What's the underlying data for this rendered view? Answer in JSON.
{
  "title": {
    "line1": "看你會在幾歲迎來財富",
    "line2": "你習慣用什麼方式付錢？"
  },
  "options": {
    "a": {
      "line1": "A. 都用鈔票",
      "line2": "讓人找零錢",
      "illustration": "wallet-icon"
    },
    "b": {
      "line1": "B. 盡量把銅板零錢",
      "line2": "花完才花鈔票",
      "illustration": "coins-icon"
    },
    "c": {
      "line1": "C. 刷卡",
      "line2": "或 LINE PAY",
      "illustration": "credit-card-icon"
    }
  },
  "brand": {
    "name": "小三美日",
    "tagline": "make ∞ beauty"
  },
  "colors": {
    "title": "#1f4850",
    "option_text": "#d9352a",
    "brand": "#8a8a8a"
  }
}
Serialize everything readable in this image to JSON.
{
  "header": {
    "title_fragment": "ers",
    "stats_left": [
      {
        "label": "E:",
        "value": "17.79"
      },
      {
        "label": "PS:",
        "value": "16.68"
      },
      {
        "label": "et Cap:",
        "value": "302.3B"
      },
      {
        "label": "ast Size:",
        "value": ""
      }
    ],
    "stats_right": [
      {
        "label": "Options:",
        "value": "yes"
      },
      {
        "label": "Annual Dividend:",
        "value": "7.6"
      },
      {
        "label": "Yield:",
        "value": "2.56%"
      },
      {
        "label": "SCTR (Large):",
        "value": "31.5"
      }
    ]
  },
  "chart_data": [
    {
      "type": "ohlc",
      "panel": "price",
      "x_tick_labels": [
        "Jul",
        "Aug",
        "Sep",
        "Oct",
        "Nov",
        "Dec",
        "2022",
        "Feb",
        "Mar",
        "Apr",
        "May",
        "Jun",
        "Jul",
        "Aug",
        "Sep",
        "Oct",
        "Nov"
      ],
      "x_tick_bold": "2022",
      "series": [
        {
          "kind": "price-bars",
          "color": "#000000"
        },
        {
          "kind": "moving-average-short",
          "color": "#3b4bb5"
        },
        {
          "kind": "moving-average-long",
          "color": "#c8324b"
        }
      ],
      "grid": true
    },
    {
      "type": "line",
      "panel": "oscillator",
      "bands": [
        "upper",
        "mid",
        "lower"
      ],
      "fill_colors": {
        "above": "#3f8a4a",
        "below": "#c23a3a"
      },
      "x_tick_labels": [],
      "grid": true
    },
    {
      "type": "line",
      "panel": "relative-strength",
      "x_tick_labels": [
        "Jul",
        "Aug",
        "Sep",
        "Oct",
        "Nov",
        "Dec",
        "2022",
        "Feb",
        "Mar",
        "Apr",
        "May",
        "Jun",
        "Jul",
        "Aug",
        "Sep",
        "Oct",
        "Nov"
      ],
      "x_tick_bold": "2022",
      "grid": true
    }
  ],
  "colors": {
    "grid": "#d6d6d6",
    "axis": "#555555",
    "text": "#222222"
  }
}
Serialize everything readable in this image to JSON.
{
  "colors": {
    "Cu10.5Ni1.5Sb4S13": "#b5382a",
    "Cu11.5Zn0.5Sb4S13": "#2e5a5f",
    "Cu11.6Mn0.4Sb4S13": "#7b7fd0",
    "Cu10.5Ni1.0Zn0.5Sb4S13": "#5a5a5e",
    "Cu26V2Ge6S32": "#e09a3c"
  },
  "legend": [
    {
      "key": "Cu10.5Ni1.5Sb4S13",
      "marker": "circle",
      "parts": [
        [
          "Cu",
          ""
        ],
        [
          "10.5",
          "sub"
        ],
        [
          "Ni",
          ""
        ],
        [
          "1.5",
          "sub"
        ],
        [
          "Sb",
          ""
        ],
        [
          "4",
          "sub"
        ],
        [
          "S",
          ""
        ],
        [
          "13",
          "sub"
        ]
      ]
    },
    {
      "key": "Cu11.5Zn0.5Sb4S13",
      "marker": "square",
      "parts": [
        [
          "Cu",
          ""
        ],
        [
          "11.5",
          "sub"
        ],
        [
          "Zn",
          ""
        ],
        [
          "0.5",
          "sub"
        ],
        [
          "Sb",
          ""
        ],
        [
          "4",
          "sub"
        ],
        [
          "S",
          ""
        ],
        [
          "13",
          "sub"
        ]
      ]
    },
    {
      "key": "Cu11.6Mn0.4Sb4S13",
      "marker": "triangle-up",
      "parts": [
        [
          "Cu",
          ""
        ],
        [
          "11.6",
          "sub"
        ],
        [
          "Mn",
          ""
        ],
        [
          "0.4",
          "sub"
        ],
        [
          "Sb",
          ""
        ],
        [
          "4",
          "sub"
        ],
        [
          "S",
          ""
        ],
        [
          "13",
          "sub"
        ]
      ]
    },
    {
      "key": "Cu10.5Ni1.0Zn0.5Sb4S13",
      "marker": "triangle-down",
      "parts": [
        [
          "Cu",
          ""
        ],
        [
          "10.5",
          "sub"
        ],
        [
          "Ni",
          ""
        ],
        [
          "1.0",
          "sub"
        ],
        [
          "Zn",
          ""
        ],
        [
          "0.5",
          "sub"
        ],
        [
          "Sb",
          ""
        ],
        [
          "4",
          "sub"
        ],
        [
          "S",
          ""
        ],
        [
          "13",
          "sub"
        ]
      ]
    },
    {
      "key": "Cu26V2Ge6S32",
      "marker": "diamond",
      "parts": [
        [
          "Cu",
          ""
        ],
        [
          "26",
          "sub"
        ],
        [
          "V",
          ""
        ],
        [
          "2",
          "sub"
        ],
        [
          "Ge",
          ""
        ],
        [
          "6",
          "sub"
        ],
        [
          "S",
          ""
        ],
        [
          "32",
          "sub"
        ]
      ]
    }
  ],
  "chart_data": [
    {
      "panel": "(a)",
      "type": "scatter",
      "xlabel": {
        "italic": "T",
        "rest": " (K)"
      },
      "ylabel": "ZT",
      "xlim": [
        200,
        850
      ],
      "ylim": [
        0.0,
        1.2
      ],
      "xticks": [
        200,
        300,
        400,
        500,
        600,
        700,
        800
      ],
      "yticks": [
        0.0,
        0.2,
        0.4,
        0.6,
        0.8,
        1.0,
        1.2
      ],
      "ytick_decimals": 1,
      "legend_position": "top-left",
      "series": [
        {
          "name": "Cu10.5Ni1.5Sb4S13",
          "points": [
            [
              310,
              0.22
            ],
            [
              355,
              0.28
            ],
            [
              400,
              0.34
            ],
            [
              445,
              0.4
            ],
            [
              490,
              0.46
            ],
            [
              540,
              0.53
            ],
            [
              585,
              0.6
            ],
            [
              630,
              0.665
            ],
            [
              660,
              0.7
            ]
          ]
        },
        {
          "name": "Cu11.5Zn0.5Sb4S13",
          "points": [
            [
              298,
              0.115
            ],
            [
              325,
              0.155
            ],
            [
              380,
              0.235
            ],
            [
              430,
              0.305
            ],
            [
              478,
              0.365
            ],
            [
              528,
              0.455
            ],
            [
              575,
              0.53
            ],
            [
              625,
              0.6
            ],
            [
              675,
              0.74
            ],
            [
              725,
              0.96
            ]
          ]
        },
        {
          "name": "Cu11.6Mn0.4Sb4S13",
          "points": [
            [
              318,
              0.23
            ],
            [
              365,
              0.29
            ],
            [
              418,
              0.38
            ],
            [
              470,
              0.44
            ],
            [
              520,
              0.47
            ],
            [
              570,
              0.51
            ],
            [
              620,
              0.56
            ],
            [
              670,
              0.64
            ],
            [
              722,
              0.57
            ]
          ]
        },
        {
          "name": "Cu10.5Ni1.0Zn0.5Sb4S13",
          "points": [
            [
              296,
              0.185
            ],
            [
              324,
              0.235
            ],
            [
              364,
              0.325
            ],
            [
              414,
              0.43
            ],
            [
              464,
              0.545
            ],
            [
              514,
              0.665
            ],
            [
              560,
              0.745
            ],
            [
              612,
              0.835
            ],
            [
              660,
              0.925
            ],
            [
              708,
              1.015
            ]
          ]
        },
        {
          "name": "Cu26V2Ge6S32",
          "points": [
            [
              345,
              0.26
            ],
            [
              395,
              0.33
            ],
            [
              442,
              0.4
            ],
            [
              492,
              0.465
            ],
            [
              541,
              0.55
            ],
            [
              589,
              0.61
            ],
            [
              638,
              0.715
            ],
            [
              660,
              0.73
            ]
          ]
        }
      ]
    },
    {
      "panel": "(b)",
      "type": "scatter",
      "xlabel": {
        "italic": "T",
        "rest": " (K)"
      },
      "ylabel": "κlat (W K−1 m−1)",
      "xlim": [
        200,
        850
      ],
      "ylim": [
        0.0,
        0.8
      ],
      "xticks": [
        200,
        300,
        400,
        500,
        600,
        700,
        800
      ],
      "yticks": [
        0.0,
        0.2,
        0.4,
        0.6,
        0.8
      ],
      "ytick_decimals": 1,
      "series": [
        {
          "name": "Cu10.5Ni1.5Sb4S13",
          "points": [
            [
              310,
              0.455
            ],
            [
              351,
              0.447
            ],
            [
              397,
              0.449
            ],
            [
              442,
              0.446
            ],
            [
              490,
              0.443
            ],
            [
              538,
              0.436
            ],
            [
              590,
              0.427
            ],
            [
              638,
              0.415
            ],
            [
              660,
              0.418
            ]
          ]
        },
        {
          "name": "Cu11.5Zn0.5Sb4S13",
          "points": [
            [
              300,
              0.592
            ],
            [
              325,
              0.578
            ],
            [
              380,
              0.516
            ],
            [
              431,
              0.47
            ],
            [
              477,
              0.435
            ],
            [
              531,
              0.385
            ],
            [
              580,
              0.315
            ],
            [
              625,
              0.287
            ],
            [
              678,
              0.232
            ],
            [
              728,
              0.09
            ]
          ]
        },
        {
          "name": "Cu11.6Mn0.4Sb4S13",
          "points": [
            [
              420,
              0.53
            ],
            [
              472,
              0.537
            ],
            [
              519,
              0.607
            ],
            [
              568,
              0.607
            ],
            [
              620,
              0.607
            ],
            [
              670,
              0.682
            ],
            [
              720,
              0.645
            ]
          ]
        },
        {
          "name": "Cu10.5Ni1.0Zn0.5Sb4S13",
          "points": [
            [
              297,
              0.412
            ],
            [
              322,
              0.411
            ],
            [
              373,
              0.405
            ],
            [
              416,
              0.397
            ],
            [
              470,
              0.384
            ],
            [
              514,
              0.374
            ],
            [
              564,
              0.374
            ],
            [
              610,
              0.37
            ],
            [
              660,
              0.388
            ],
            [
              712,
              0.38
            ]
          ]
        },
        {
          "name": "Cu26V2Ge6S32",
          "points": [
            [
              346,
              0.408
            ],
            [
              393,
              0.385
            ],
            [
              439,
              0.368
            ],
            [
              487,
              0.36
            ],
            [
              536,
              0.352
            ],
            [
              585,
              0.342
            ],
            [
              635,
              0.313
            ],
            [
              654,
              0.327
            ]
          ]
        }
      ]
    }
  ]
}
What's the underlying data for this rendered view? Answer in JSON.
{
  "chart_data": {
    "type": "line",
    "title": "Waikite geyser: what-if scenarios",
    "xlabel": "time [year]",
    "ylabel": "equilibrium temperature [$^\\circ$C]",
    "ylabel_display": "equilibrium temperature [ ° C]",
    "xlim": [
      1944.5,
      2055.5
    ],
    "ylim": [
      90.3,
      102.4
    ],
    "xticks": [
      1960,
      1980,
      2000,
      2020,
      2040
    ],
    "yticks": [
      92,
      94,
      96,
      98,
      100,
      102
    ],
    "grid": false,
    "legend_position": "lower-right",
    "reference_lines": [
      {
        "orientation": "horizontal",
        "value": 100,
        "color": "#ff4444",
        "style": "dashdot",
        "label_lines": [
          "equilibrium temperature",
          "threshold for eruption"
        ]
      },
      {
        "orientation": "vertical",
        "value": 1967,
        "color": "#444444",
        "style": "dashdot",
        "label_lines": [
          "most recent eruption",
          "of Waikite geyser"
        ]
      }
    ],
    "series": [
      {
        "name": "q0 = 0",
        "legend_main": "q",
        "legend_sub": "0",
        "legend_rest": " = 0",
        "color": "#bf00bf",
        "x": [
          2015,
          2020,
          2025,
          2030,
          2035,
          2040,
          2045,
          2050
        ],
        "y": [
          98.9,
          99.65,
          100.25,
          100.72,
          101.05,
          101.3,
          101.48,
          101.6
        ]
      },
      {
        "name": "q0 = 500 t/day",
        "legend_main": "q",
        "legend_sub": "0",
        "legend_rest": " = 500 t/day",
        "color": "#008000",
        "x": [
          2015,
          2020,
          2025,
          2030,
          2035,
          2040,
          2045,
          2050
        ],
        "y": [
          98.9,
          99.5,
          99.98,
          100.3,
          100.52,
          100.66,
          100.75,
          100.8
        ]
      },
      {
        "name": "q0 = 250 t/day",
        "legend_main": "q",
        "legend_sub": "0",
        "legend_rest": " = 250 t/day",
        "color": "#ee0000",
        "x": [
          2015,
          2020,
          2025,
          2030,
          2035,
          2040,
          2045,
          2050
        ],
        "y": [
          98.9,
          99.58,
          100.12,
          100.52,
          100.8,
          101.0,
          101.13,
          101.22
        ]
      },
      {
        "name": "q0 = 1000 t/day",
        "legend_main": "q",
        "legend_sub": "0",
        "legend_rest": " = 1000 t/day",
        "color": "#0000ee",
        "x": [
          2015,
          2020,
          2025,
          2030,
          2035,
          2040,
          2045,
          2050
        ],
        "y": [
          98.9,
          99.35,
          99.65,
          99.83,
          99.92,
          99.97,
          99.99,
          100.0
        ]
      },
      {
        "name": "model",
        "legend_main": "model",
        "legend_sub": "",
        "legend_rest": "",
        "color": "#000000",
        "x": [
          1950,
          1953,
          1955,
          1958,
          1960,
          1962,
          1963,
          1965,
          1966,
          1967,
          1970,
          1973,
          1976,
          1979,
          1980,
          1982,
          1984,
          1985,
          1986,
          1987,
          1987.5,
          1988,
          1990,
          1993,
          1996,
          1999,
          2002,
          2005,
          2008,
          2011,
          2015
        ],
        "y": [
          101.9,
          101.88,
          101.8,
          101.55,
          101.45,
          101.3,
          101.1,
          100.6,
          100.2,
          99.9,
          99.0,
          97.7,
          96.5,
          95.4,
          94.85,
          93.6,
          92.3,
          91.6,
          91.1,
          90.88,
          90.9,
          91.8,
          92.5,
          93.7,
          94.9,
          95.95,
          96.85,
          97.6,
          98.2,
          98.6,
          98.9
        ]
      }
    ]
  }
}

What is being asked: Tally up the lines with the word "icon" in them, and answer with that number by itself.

Complete output: 3